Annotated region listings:
%%

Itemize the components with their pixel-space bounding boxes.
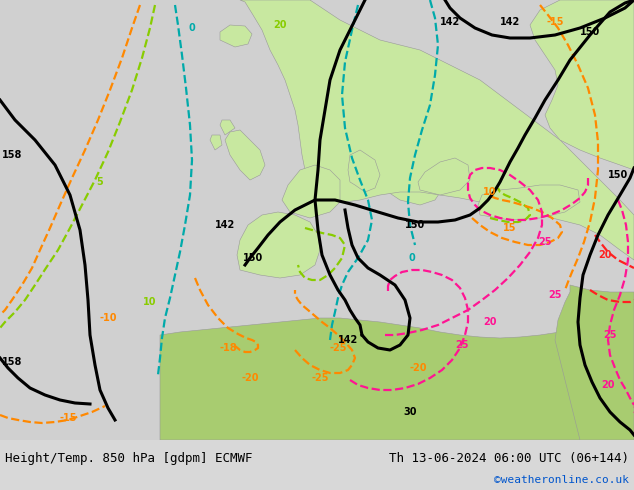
Text: 30: 30 — [403, 407, 417, 417]
Polygon shape — [478, 185, 580, 220]
Polygon shape — [282, 165, 340, 218]
Text: -10: -10 — [100, 313, 117, 323]
Polygon shape — [418, 158, 470, 195]
Text: -20: -20 — [410, 363, 427, 373]
Text: 142: 142 — [440, 17, 460, 27]
Text: 0: 0 — [409, 253, 415, 263]
Polygon shape — [160, 318, 634, 440]
Polygon shape — [160, 0, 310, 180]
Text: 150: 150 — [608, 170, 628, 180]
Text: -20: -20 — [242, 373, 259, 383]
Text: 158: 158 — [2, 150, 22, 160]
Text: 10: 10 — [483, 187, 497, 197]
Polygon shape — [220, 25, 252, 47]
Polygon shape — [308, 0, 445, 205]
Text: 20: 20 — [601, 380, 615, 390]
Polygon shape — [592, 215, 618, 260]
Text: 142: 142 — [500, 17, 520, 27]
Text: 20: 20 — [598, 250, 612, 260]
Polygon shape — [555, 285, 634, 440]
Polygon shape — [240, 0, 634, 260]
Text: 20: 20 — [483, 317, 497, 327]
Polygon shape — [0, 0, 160, 440]
Text: -15: -15 — [547, 17, 564, 27]
Text: Th 13-06-2024 06:00 UTC (06+144): Th 13-06-2024 06:00 UTC (06+144) — [389, 451, 629, 465]
Polygon shape — [230, 195, 500, 310]
Text: 20: 20 — [273, 20, 287, 30]
Text: -15: -15 — [59, 413, 77, 423]
Text: ©weatheronline.co.uk: ©weatheronline.co.uk — [494, 475, 629, 485]
Text: 10: 10 — [143, 297, 157, 307]
Text: -25: -25 — [329, 343, 347, 353]
Polygon shape — [530, 0, 634, 170]
Text: 150: 150 — [243, 253, 263, 263]
Text: 25: 25 — [538, 237, 552, 247]
Text: -25: -25 — [311, 373, 329, 383]
Polygon shape — [225, 130, 265, 180]
Text: 25: 25 — [603, 330, 617, 340]
Polygon shape — [348, 150, 380, 192]
Text: 20: 20 — [632, 406, 634, 415]
Text: 15: 15 — [503, 223, 517, 233]
Polygon shape — [220, 120, 235, 135]
Text: 5: 5 — [96, 177, 103, 187]
Text: 25: 25 — [455, 340, 469, 350]
Polygon shape — [237, 212, 320, 278]
Text: -18: -18 — [219, 343, 237, 353]
Text: 150: 150 — [405, 220, 425, 230]
Text: 0: 0 — [189, 23, 195, 33]
Text: 25: 25 — [548, 290, 562, 300]
Text: 158: 158 — [2, 357, 22, 367]
Text: 142: 142 — [215, 220, 235, 230]
Text: 142: 142 — [338, 335, 358, 345]
Text: Height/Temp. 850 hPa [gdpm] ECMWF: Height/Temp. 850 hPa [gdpm] ECMWF — [5, 451, 252, 465]
Polygon shape — [210, 135, 222, 150]
Text: 150: 150 — [580, 27, 600, 37]
Polygon shape — [480, 205, 570, 240]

%%

Give back the part that opens with the line containing "Text: 30: 30 — [403, 407, 417, 417]" and closes with the line containing "Text: 150: 150 — [243, 253, 263, 263]", with "Polygon shape" swapped for "Filled polygon" and nothing else altered. Return only those lines.

Text: 30: 30 — [403, 407, 417, 417]
Filled polygon — [478, 185, 580, 220]
Filled polygon — [282, 165, 340, 218]
Text: -10: -10 — [100, 313, 117, 323]
Filled polygon — [418, 158, 470, 195]
Text: -20: -20 — [410, 363, 427, 373]
Text: 142: 142 — [440, 17, 460, 27]
Text: 0: 0 — [409, 253, 415, 263]
Filled polygon — [160, 318, 634, 440]
Filled polygon — [160, 0, 310, 180]
Text: 150: 150 — [608, 170, 628, 180]
Text: -20: -20 — [242, 373, 259, 383]
Text: 158: 158 — [2, 150, 22, 160]
Text: 10: 10 — [483, 187, 497, 197]
Filled polygon — [220, 25, 252, 47]
Filled polygon — [308, 0, 445, 205]
Text: 20: 20 — [601, 380, 615, 390]
Filled polygon — [592, 215, 618, 260]
Text: 142: 142 — [500, 17, 520, 27]
Text: 20: 20 — [598, 250, 612, 260]
Filled polygon — [555, 285, 634, 440]
Filled polygon — [240, 0, 634, 260]
Text: 20: 20 — [483, 317, 497, 327]
Filled polygon — [0, 0, 160, 440]
Text: -15: -15 — [547, 17, 564, 27]
Text: Th 13-06-2024 06:00 UTC (06+144): Th 13-06-2024 06:00 UTC (06+144) — [389, 451, 629, 465]
Filled polygon — [230, 195, 500, 310]
Text: 20: 20 — [273, 20, 287, 30]
Text: -15: -15 — [59, 413, 77, 423]
Text: ©weatheronline.co.uk: ©weatheronline.co.uk — [494, 475, 629, 485]
Text: 10: 10 — [143, 297, 157, 307]
Text: -25: -25 — [329, 343, 347, 353]
Filled polygon — [530, 0, 634, 170]
Text: 150: 150 — [243, 253, 263, 263]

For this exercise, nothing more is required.